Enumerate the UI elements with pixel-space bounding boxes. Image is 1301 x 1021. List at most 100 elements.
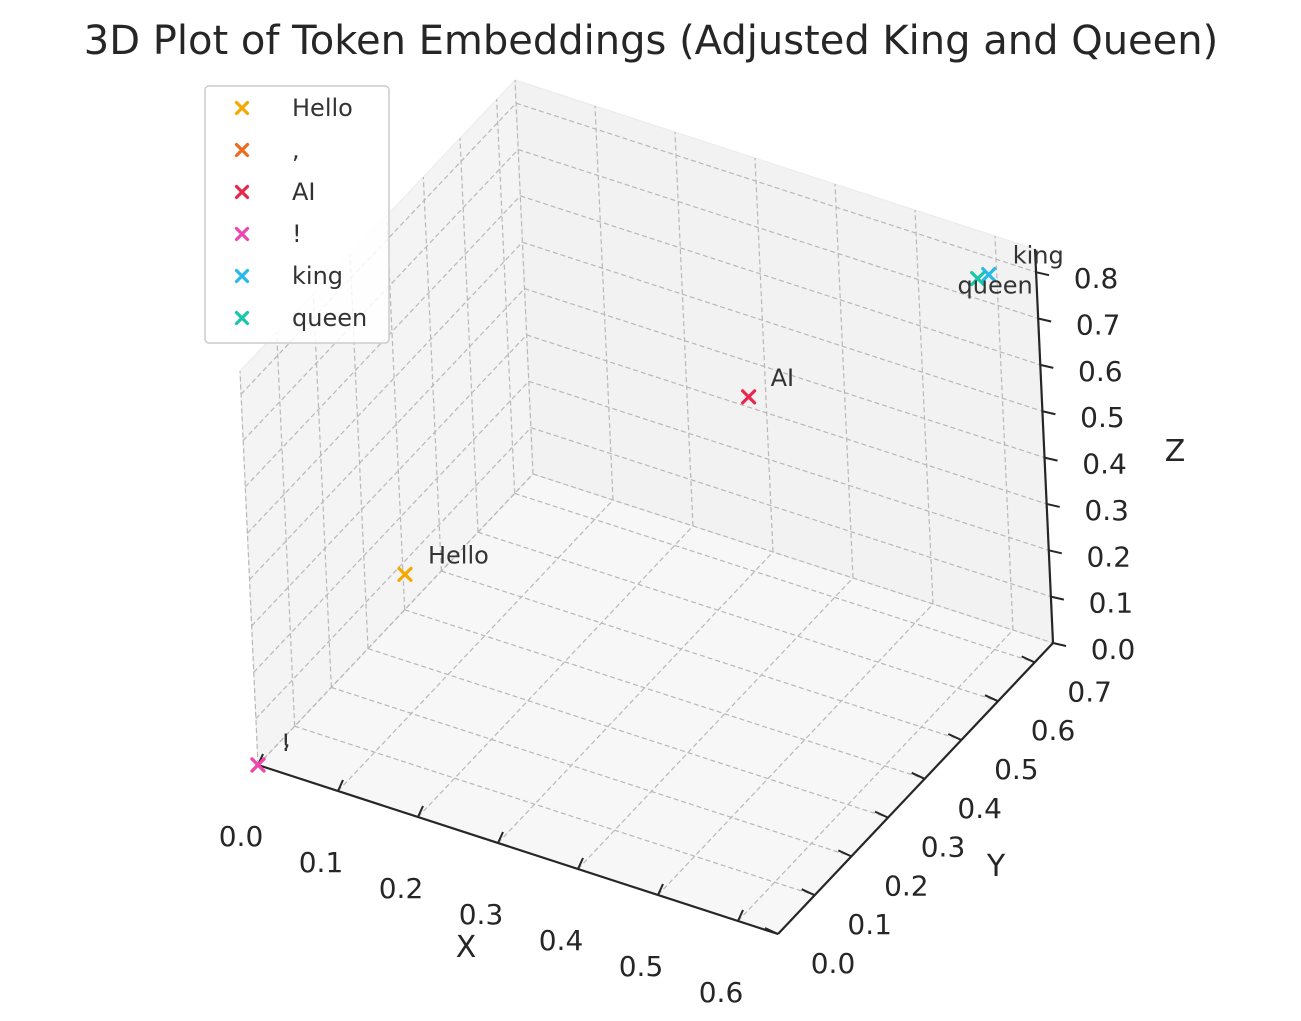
x-tick-mark [737, 909, 744, 922]
point-label-queen: queen [958, 272, 1033, 300]
x-tick-mark [577, 857, 584, 870]
legend-label-Hello: Hello [292, 94, 353, 122]
x-axis-label: X [456, 930, 477, 965]
y-tick-label: 0.7 [1067, 675, 1112, 708]
x-tick-mark [417, 805, 424, 818]
y-tick-label: 0.6 [1031, 714, 1076, 747]
y-tick-label: 0.5 [994, 753, 1039, 786]
y-tick-mark [947, 733, 962, 741]
x-tick-label: 0.3 [459, 898, 504, 931]
gridline-x-back [754, 157, 774, 553]
gridline-y-floor [441, 570, 962, 741]
z-tick-mark [1040, 363, 1054, 369]
gridline-x-back [994, 235, 1014, 631]
gridline-z-side [255, 427, 532, 720]
y-tick-mark [984, 694, 999, 703]
y-tick-mark [911, 771, 926, 780]
data-point-comma [250, 757, 266, 773]
gridline-z-back [522, 241, 1043, 412]
gridline-y-floor [367, 648, 889, 819]
x-tick-mark [657, 883, 664, 896]
legend-marker-comma [234, 142, 250, 158]
x-tick-label: 0.6 [699, 976, 744, 1009]
gridline-z-side [251, 334, 528, 627]
x-axis-line [257, 763, 779, 936]
y-tick-mark [1021, 655, 1036, 664]
data-point-AI [741, 389, 757, 405]
gridline-z-back [528, 380, 1049, 551]
data-point-queen [970, 270, 986, 287]
z-tick-label: 0.5 [1080, 401, 1125, 434]
legend-label-AI: AI [292, 178, 316, 206]
y-tick-label: 0.2 [884, 869, 929, 902]
gridline-z-back [520, 195, 1041, 366]
y-tick-mark [837, 849, 852, 858]
gridline-y-side [312, 293, 332, 688]
y-axis-line [777, 642, 1054, 935]
gridline-y-floor [294, 725, 815, 896]
gridline-y-floor [514, 492, 1035, 663]
tick-labels: 0.0 0.1 0.2 0.3 0.4 0.5 0.6 0.0 0.1 0.2 0.3 0.4 0.5 0… [219, 262, 1136, 1009]
x-tick-label: 0.0 [219, 820, 264, 853]
gridline-y-side [239, 370, 259, 766]
gridline-x-floor [737, 629, 1014, 922]
z-tick-mark [1042, 410, 1056, 416]
gridline-y-side [422, 176, 442, 572]
z-tick-mark [1046, 502, 1060, 508]
y-tick-mark [874, 810, 889, 819]
z-tick-label: 0.4 [1082, 448, 1127, 481]
y-tick-label: 0.1 [847, 908, 892, 941]
gridline-z-back [515, 102, 1037, 273]
gridline-z-back [532, 473, 1054, 644]
gridline-z-back [517, 148, 1039, 320]
axis-lines [257, 248, 1067, 936]
x-tick-label: 0.5 [619, 950, 664, 983]
y-tick-label: 0.0 [811, 947, 856, 980]
legend-label-queen: queen [292, 304, 367, 332]
gridline-x-back [834, 183, 854, 579]
z-tick-label: 0.6 [1078, 355, 1123, 388]
z-tick-mark [1044, 456, 1058, 462]
gridline-x-floor [657, 603, 934, 896]
x-tick-label: 0.4 [539, 924, 584, 957]
x-tick-mark [497, 831, 504, 844]
x-tick-label: 0.1 [299, 846, 344, 879]
chart-title: 3D Plot of Token Embeddings (Adjusted Ki… [84, 18, 1218, 64]
y-tick-label: 0.3 [921, 831, 966, 864]
legend-marker-Hello [234, 100, 250, 116]
gridline-y-side [459, 138, 479, 533]
legend-box [204, 85, 390, 344]
gridline-x-floor [497, 551, 774, 844]
legend-label-king: king [292, 262, 343, 290]
x-tick-mark [337, 779, 344, 792]
x-tick-label: 0.2 [379, 872, 424, 905]
gridline-z-side [257, 473, 534, 766]
z-tick-label: 0.1 [1089, 587, 1134, 620]
z-tick-label: 0.0 [1091, 633, 1136, 666]
legend-marker-comma [234, 226, 250, 242]
z-tick-label: 0.3 [1084, 494, 1129, 527]
gridline-y-side [496, 99, 516, 494]
point-label-king: king [1013, 242, 1064, 270]
point-label-comma: ! [281, 729, 291, 757]
point-label-Hello: Hello [428, 541, 489, 569]
gridline-x-floor [577, 577, 854, 870]
data-point-king [981, 266, 997, 283]
y-tick-mark [764, 927, 779, 935]
gridlines [239, 79, 1054, 935]
y-tick-label: 0.4 [957, 792, 1002, 825]
z-tick-mark [1050, 595, 1065, 601]
z-tick-mark [1037, 317, 1052, 323]
legend-marker-AI [234, 184, 250, 200]
z-tick-mark [1052, 642, 1067, 647]
y-tick-mark [801, 888, 816, 897]
legend: Hello, AI! king queen [204, 85, 390, 344]
gridline-y-floor [404, 609, 925, 780]
data-point-Hello [397, 566, 413, 582]
gridline-z-back [530, 427, 1052, 598]
gridline-x-back [594, 105, 614, 501]
gridline-x-back [674, 131, 694, 527]
gridline-z-back [524, 288, 1045, 459]
gridline-y-floor [331, 686, 852, 857]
━━━━━━━━━━━━━━━━
[GIVEN INSTRUCTION]
Render every row above as a Markdown table with two columns, No. and Entry, numbering the rows in order, omitting blank lines and leaving out the pictures.

[EXPECTED ANSWER]
| No. | Entry |
|---|---|
| 1 | Enumerate the UI elements with pixel-space bounding boxes. Image is 1301 x 1021. List at most 100 elements. |
| 2 | x-tick-mark [737, 909, 744, 922] |
| 3 | point-label-queen: queen [958, 272, 1033, 300] |
| 4 | x-tick-mark [577, 857, 584, 870] |
| 5 | legend-label-Hello: Hello [292, 94, 353, 122] |
| 6 | x-axis-label: X [456, 930, 477, 965] |
| 7 | y-tick-label: 0.7 [1067, 675, 1112, 708] |
| 8 | x-tick-mark [417, 805, 424, 818] |
| 9 | y-tick-label: 0.6 [1031, 714, 1076, 747] |
| 10 | y-tick-label: 0.5 [994, 753, 1039, 786] |
| 11 | y-tick-mark [947, 733, 962, 741] |
| 12 | x-tick-label: 0.3 [459, 898, 504, 931] |
| 13 | gridline-x-back [754, 157, 774, 553] |
| 14 | gridline-y-floor [441, 570, 962, 741] |
| 15 | z-tick-mark [1040, 363, 1054, 369] |
| 16 | gridline-x-back [994, 235, 1014, 631] |
| 17 | gridline-z-side [255, 427, 532, 720] |
| 18 | y-tick-mark [984, 694, 999, 703] |
| 19 | y-tick-mark [911, 771, 926, 780] |
| 20 | data-point-comma [250, 757, 266, 773] |
| 21 | gridline-z-back [522, 241, 1043, 412] |
| 22 | gridline-y-floor [367, 648, 889, 819] |
| 23 | x-tick-mark [657, 883, 664, 896] |
| 24 | legend-marker-comma [234, 142, 250, 158] |
| 25 | x-tick-label: 0.6 [699, 976, 744, 1009] |
| 26 | gridline-z-side [251, 334, 528, 627] |
| 27 | x-axis-line [257, 763, 779, 936] |
| 28 | y-tick-mark [1021, 655, 1036, 664] |
| 29 | data-point-AI [741, 389, 757, 405] |
| 30 | gridline-z-back [528, 380, 1049, 551] |
| 31 | data-point-queen [970, 270, 986, 287] |
| 32 | z-tick-label: 0.5 [1080, 401, 1125, 434] |
| 33 | legend-label-AI: AI [292, 178, 316, 206] |
| 34 | y-tick-label: 0.2 [884, 869, 929, 902] |
| 35 | gridline-z-back [520, 195, 1041, 366] |
| 36 | y-tick-mark [837, 849, 852, 858] |
| 37 | gridline-y-side [312, 293, 332, 688] |
| 38 | y-axis-line [777, 642, 1054, 935] |
| 39 | gridline-y-floor [294, 725, 815, 896] |
| 40 | gridline-y-floor [514, 492, 1035, 663] |
| 41 | tick-labels: 0.0 0.1 0.2 0.3 0.4 0.5 0.6 0.0 0.1 0.2 0.3 0.4 0.5 0… [219, 262, 1136, 1009] |
| 42 | x-tick-label: 0.0 [219, 820, 264, 853] |
| 43 | gridline-y-side [239, 370, 259, 766] |
| 44 | gridline-x-floor [737, 629, 1014, 922] |
| 45 | z-tick-mark [1042, 410, 1056, 416] |
| 46 | gridline-y-side [422, 176, 442, 572] |
| 47 | z-tick-mark [1046, 502, 1060, 508] |
| 48 | y-tick-mark [874, 810, 889, 819] |
| 49 | z-tick-label: 0.4 [1082, 448, 1127, 481] |
| 50 | y-tick-label: 0.1 [847, 908, 892, 941] |
| 51 | gridline-z-back [515, 102, 1037, 273] |
| 52 | gridline-z-back [532, 473, 1054, 644] |
| 53 | gridline-z-back [517, 148, 1039, 320] |
| 54 | axis-lines [257, 248, 1067, 936] |
| 55 | x-tick-label: 0.5 [619, 950, 664, 983] |
| 56 | y-tick-label: 0.0 [811, 947, 856, 980] |
| 57 | legend-label-queen: queen [292, 304, 367, 332] |
| 58 | gridline-x-back [834, 183, 854, 579] |
| 59 | z-tick-label: 0.6 [1078, 355, 1123, 388] |
| 60 | z-tick-mark [1044, 456, 1058, 462] |
| 61 | gridline-x-floor [657, 603, 934, 896] |
| 62 | x-tick-label: 0.4 [539, 924, 584, 957] |
| 63 | x-tick-mark [497, 831, 504, 844] |
| 64 | x-tick-label: 0.1 [299, 846, 344, 879] |
| 65 | chart-title: 3D Plot of Token Embeddings (Adjusted Ki… [84, 18, 1218, 64] |
| 66 | y-tick-label: 0.3 [921, 831, 966, 864] |
| 67 | legend-marker-Hello [234, 100, 250, 116] |
| 68 | gridline-y-side [459, 138, 479, 533] |
| 69 | legend-box [204, 85, 390, 344] |
| 70 | gridline-x-floor [497, 551, 774, 844] |
| 71 | legend-label-king: king [292, 262, 343, 290] |
| 72 | x-tick-mark [337, 779, 344, 792] |
| 73 | x-tick-label: 0.2 [379, 872, 424, 905] |
| 74 | gridline-z-side [257, 473, 534, 766] |
| 75 | z-tick-label: 0.1 [1089, 587, 1134, 620] |
| 76 | z-tick-label: 0.0 [1091, 633, 1136, 666] |
| 77 | legend-marker-comma [234, 226, 250, 242] |
| 78 | z-tick-label: 0.3 [1084, 494, 1129, 527] |
| 79 | gridline-y-side [496, 99, 516, 494] |
| 80 | point-label-king: king [1013, 242, 1064, 270] |
| 81 | point-label-comma: ! [281, 729, 291, 757] |
| 82 | point-label-Hello: Hello [428, 541, 489, 569] |
| 83 | gridline-x-floor [577, 577, 854, 870] |
| 84 | data-point-king [981, 266, 997, 283] |
| 85 | y-tick-mark [764, 927, 779, 935] |
| 86 | gridlines [239, 79, 1054, 935] |
| 87 | y-tick-label: 0.4 [957, 792, 1002, 825] |
| 88 | z-tick-mark [1050, 595, 1065, 601] |
| 89 | z-tick-mark [1037, 317, 1052, 323] |
| 90 | legend-marker-AI [234, 184, 250, 200] |
| 91 | z-tick-mark [1052, 642, 1067, 647] |
| 92 | y-tick-mark [801, 888, 816, 897] |
| 93 | legend: Hello, AI! king queen [204, 85, 390, 344] |
| 94 | gridline-y-floor [404, 609, 925, 780] |
| 95 | data-point-Hello [397, 566, 413, 582] |
| 96 | gridline-z-back [530, 427, 1052, 598] |
| 97 | gridline-x-back [594, 105, 614, 501] |
| 98 | gridline-x-back [674, 131, 694, 527] |
| 99 | gridline-z-back [524, 288, 1045, 459] |
| 100 | gridline-y-floor [331, 686, 852, 857] |